SET TASK: Copy down all of the data underneath, exactly as shown.

-- DATASET ENTRIES start --

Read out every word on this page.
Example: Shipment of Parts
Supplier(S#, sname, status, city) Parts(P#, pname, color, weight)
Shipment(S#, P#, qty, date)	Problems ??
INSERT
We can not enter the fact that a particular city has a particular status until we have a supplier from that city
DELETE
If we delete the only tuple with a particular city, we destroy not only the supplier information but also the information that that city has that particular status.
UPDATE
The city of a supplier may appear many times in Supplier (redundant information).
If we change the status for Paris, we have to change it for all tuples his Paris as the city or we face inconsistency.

-- DATASET ENTRIES end --

RESULT OF THIS EXERCISE:
Read out every word on this page.
Example: Shipment of Parts
Supplier(S#, sname, status, city) Parts(P#, pname, color, weight)
Shipment(S#, P#, qty, date)	Problems ??
INSERT
We can not enter the fact that a particular city has a particular status until we have a supplier from that city
DELETE
If we delete the only tuple with a particular city, we destroy not only the supplier information but also the information that that city has that particular status.
UPDATE
The city of a supplier may appear many times in Supplier (redundant information).
If we change the status for Paris, we have to change it for all tuples his Paris as the city or we face inconsistency.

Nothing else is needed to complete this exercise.